• WHAT IS ASKED
From the material below, list every line containing "text".

>> begin

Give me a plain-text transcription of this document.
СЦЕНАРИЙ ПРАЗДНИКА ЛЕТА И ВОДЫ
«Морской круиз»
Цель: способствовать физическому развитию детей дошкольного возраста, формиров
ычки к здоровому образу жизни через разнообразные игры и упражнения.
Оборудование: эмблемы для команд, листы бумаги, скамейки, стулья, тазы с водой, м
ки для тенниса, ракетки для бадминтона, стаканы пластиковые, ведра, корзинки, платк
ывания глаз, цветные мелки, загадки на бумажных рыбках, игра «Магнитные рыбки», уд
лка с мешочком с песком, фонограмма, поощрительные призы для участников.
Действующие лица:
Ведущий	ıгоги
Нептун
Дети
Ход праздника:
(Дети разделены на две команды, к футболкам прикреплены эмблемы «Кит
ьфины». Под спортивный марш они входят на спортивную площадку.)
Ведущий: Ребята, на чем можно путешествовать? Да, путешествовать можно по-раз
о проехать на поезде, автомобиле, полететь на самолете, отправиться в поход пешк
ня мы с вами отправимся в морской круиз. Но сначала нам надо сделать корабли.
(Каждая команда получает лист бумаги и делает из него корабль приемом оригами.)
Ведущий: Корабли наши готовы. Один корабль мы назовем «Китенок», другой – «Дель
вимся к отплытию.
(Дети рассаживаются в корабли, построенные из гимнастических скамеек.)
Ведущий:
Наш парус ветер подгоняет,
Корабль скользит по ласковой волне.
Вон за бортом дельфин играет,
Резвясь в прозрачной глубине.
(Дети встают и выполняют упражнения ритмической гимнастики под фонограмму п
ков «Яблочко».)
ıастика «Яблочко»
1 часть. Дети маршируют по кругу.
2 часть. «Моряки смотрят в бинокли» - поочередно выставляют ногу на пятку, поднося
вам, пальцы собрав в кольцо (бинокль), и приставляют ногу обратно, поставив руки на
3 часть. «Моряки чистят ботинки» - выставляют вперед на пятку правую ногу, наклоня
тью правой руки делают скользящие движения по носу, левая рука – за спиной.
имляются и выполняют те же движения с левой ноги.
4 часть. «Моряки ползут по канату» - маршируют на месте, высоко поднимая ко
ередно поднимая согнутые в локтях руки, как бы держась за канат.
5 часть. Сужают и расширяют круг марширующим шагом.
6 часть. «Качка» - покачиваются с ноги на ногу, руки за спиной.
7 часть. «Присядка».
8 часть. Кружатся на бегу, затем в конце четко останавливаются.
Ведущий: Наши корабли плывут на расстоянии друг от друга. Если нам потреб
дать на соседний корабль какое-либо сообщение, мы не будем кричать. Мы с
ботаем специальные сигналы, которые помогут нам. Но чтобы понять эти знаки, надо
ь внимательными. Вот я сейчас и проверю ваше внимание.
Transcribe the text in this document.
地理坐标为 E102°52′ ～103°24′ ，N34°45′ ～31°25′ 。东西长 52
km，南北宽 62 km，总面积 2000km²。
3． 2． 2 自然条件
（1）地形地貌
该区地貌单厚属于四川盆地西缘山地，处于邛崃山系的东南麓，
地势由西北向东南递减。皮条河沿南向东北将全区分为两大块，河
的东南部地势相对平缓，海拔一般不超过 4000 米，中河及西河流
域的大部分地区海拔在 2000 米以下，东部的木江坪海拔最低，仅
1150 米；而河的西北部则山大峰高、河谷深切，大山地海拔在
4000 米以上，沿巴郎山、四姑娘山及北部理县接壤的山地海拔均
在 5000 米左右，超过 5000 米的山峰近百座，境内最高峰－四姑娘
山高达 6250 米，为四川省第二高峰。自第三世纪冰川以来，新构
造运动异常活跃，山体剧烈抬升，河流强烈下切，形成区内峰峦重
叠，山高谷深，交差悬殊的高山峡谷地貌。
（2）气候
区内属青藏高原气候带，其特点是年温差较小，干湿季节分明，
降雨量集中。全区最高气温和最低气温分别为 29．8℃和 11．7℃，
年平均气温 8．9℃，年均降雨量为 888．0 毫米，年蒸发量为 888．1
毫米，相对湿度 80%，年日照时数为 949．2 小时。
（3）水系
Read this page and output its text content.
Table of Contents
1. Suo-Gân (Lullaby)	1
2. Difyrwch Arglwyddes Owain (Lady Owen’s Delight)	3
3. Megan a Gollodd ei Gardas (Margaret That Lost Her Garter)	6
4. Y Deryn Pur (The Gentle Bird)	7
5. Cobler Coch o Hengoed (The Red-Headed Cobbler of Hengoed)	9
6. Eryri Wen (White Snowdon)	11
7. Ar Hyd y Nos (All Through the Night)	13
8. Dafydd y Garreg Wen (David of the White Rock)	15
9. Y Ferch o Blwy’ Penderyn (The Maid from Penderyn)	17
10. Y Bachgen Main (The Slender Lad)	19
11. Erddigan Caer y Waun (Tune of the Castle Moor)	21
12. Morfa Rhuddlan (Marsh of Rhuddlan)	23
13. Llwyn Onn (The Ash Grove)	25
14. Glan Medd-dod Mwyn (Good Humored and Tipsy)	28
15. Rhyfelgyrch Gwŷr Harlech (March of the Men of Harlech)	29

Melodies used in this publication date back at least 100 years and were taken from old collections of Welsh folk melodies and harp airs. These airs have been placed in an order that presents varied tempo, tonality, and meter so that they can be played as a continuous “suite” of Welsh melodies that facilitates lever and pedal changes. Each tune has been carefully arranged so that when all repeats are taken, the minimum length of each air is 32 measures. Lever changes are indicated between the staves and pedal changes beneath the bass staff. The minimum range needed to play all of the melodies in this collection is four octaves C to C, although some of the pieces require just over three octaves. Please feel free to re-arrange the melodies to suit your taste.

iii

>> end

• ANSWER TO THIS TASK
Give me a plain-text transcription of this document.
Transcribe the text in this document.
Read this page and output its text content.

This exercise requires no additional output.